▸ **Work to be completed**: Copy all lines in which the word "these" can be found.

▸ **Record excerpts**:
-- BEGIN --

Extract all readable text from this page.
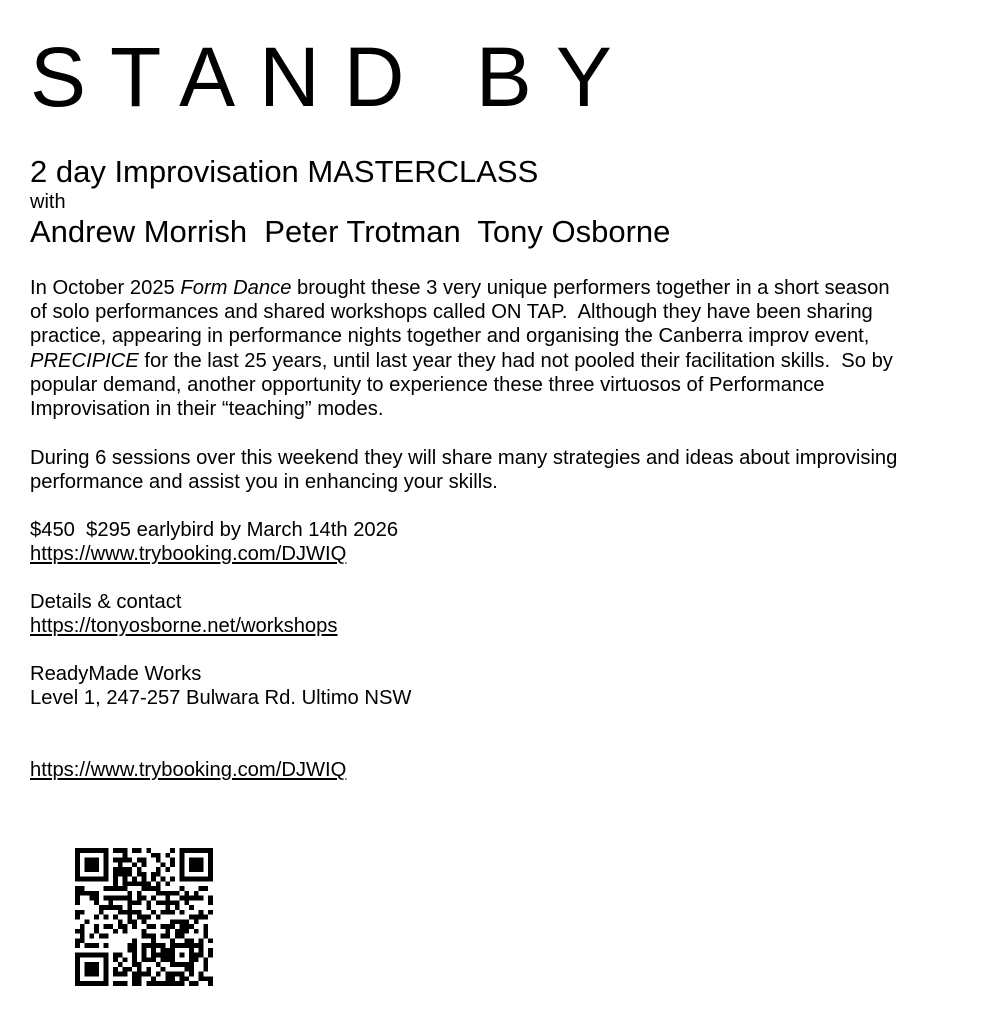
STAND BY
2 day Improvisation MASTERCLASS
with
Andrew Morrish Peter Trotman Tony Osborne
In October 2025 Form Dance brought these 3 very unique performers together in a short season
of solo performances and shared workshops called ON TAP.  Although they have been sharing
practice, appearing in performance nights together and organising the Canberra improv event,
PRECIPICE for the last 25 years, until last year they had not pooled their facilitation skills.  So by
popular demand, another opportunity to experience these three virtuosos of Performance
Improvisation in their “teaching” modes.
During 6 sessions over this weekend they will share many strategies and ideas about improvising
performance and assist you in enhancing your skills.
$450  $295 earlybird by March 14th 2026
https://www.trybooking.com/DJWIQ
Details & contact
https://tonyosborne.net/workshops
ReadyMade Works
Level 1, 247-257 Bulwara Rd. Ultimo NSW
https://www.trybooking.com/DJWIQ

-- END --

▸ **Complete answer**:
In October 2025 Form Dance brought these 3 very unique performers together in a short season
popular demand, another opportunity to experience these three virtuosos of Performance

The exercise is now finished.